§ **TEXTE FOURNI**:
MaPrimeRénov’ 2024, de nouvelles précisions et encore beaucoup de questions

Pascal Poggi pour batimédia

L’art de distiller les nouvelles. 11 octobre, conférence de presse téléphonique des cabinets des trois ministres concernés sur la nouvelle organisation de MaPrimeRénov’ 2024. Apparemment tout n’est pas dit, puisque lors des Journées de l’Anah les 12 et 13 Octobre, des précisions apparaissent, mais de nouvelles questions surgissent aussi. Nous prenons contact avec Sonergia pour vérifier qu’ils ont bien compris les mêmes choses que nous. La CAPEB et la FFB réagissent le 16 octobre.

Bref, c’est le moment de faire le point sur ce que nous avons compris et, aussi, sur ce que nous savons que nous ignorons encore.

Bref rappel : MaPrimeRénov’, que tout le monde semble appeler désormais « MPR », même si ça sonne comme un très vieux parti politique, ne financera plus les gestes de rénovation isolés, à partir du 1er janvier 2024. A l’exception du changement de mode de chauffage pour passer du fioul ou du gaz à un mode de chauffage décarboné.

§ **DONNÉES ENREGISTRÉES**:

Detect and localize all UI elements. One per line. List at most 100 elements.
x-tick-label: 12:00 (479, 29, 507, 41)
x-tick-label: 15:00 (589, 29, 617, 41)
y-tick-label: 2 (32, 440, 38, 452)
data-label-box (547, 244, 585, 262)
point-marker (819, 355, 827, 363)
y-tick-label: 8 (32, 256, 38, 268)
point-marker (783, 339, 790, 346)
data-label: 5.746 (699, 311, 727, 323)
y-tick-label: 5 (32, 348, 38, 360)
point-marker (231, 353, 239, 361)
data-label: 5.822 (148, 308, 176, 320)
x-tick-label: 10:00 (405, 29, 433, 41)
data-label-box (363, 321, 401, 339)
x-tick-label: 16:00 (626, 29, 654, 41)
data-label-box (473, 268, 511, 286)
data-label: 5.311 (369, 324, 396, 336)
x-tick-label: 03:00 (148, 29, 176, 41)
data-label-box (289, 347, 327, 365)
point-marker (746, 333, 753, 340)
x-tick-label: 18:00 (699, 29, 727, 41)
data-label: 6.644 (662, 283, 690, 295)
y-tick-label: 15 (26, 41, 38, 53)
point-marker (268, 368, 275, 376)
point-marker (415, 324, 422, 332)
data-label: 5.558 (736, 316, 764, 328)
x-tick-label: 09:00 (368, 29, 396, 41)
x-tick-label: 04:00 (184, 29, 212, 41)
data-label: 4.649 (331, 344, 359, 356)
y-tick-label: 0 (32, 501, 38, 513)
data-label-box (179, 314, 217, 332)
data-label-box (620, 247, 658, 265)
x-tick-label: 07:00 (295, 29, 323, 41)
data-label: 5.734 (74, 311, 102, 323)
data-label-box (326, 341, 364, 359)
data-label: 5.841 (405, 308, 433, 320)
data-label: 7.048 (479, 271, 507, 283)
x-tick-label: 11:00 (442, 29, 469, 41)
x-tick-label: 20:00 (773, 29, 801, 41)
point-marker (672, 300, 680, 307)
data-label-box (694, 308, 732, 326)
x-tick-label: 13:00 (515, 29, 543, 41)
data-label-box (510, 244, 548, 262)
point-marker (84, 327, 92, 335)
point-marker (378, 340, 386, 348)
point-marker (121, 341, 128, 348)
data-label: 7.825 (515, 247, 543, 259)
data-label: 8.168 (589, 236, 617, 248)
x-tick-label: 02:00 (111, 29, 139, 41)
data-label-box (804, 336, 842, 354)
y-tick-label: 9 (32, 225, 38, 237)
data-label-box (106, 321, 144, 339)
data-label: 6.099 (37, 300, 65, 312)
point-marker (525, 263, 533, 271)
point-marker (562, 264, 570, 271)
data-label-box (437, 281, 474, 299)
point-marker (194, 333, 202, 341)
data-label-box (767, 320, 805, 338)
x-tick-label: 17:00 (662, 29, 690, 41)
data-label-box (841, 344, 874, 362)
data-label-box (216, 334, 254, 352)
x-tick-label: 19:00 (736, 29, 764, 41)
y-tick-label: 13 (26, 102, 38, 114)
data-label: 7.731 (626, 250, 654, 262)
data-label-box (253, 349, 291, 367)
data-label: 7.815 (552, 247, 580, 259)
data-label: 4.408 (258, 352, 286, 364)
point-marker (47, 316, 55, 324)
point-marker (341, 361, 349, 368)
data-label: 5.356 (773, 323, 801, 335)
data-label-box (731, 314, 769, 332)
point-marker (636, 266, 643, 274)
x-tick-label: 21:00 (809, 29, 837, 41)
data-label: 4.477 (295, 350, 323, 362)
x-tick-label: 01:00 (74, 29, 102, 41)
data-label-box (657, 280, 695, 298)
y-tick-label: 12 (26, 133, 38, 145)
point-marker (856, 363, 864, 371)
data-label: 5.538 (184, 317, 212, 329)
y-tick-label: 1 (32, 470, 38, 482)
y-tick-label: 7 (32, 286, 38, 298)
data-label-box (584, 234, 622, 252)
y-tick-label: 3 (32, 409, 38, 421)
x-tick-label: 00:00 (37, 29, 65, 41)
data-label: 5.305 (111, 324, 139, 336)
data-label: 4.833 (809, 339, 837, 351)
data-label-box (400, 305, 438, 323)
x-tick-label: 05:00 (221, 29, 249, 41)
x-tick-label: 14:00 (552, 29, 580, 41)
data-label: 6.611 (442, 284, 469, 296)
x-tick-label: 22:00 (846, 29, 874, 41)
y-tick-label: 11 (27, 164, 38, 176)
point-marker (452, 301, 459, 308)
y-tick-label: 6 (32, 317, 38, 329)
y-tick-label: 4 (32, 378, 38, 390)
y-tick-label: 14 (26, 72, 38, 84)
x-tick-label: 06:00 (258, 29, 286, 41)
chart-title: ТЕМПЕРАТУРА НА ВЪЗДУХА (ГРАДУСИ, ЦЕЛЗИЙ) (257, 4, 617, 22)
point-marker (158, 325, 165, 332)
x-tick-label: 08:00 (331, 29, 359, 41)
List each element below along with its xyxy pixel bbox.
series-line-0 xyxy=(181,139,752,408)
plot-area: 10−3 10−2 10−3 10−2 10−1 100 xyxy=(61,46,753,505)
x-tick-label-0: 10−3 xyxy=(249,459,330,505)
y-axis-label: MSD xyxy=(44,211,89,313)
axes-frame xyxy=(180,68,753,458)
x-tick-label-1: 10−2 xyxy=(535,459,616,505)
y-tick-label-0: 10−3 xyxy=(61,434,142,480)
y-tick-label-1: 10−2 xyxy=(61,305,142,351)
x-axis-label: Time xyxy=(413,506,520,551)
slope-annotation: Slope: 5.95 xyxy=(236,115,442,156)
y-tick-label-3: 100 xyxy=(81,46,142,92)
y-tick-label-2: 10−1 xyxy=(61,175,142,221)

§ **EXERCICES**:
1 – Traduisez en anglais la phrase suivante de l’article sur MaPrimeRénov’ 2024 : « Bref, c’est le moment de faire le point sur ce que nous avons compris et, aussi, sur ce que nous savons que nous ignorons encore. »
2 – Rédigez la suite de l’article sur MaPrimeRénov’ 2024, à partir de sa dernière phrase.

§ **EN RÉPONSE**:
1 – In short, it is time to take stock of what we have understood and also of what we know that we still do not know.

2 –
Comme nous l’a rappelé Sonergia, cependant, les CEE (Certificats d’Economie d’Energie) demeurent accessibles même pour les gestes de rénovation isolés. Ce qui leur fait une belle jambe. Sonergia ne s’exprime pas comme ça toutefois, parce que Franck Annamayer, le président de Sonergia, et Florence Lievyn, responsable des Affaires Publiques chez Sonergia, qui étaient nos interlocuteurs, conservent un langage châtié en toutes circonstances et pèsent leurs mots. Nous, nous pouvons interpréter. Seuls les ménages les plus aisés se lanceront dans un geste de rénovation isolé sans cumuler MaPrimeRénov’ et les CEE, qui demeurent forfaitaire. C’est techniquement possible, mais ce sera rarissime.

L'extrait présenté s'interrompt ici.